__TASK PROMPT__. The data must be given again exactly as written, with all images omitted.

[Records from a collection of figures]
* * *

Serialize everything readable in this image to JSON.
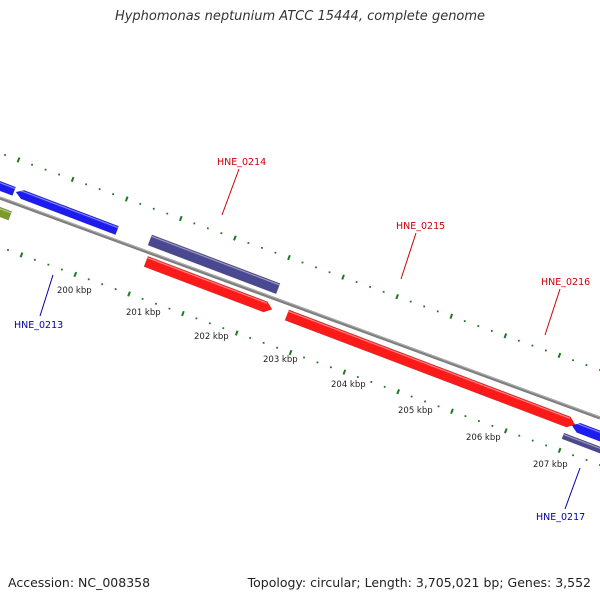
{
  "title": "Hyphomonas neptunium ATCC 15444, complete genome",
  "footer": {
    "accession": "Accession: NC_008358",
    "summary": "Topology: circular; Length: 3,705,021 bp; Genes: 3,552"
  },
  "colors": {
    "forward_cds": "#ff1a1a",
    "reverse_cds": "#1c1cf0",
    "purple_feature": "#4a4890",
    "olive_feature": "#7a9a2a",
    "backbone": "#7f7f7f",
    "ticks": "#1e7a1e",
    "forward_label": "#cc0000",
    "reverse_label": "#0000aa"
  },
  "kbp_labels": [
    "200 kbp",
    "201 kbp",
    "202 kbp",
    "203 kbp",
    "204 kbp",
    "205 kbp",
    "206 kbp",
    "207 kbp"
  ],
  "genes": [
    {
      "name": "HNE_0213",
      "strand": "reverse"
    },
    {
      "name": "HNE_0214",
      "strand": "forward"
    },
    {
      "name": "HNE_0215",
      "strand": "forward"
    },
    {
      "name": "HNE_0216",
      "strand": "forward"
    },
    {
      "name": "HNE_0217",
      "strand": "reverse"
    }
  ]
}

* * *

__ANSWER__.
Serialize everything readable in this image to JSON.
{
  "title": "Hyphomonas neptunium ATCC 15444, complete genome",
  "footer": {
    "accession": "Accession: NC_008358",
    "summary": "Topology: circular; Length: 3,705,021 bp; Genes: 3,552"
  },
  "colors": {
    "forward_cds": "#ff1a1a",
    "reverse_cds": "#1c1cf0",
    "purple_feature": "#4a4890",
    "olive_feature": "#7a9a2a",
    "backbone": "#7f7f7f",
    "ticks": "#1e7a1e",
    "forward_label": "#cc0000",
    "reverse_label": "#0000aa"
  },
  "kbp_labels": [
    "200 kbp",
    "201 kbp",
    "202 kbp",
    "203 kbp",
    "204 kbp",
    "205 kbp",
    "206 kbp",
    "207 kbp"
  ],
  "genes": [
    {
      "name": "HNE_0213",
      "strand": "reverse"
    },
    {
      "name": "HNE_0214",
      "strand": "forward"
    },
    {
      "name": "HNE_0215",
      "strand": "forward"
    },
    {
      "name": "HNE_0216",
      "strand": "forward"
    },
    {
      "name": "HNE_0217",
      "strand": "reverse"
    }
  ]
}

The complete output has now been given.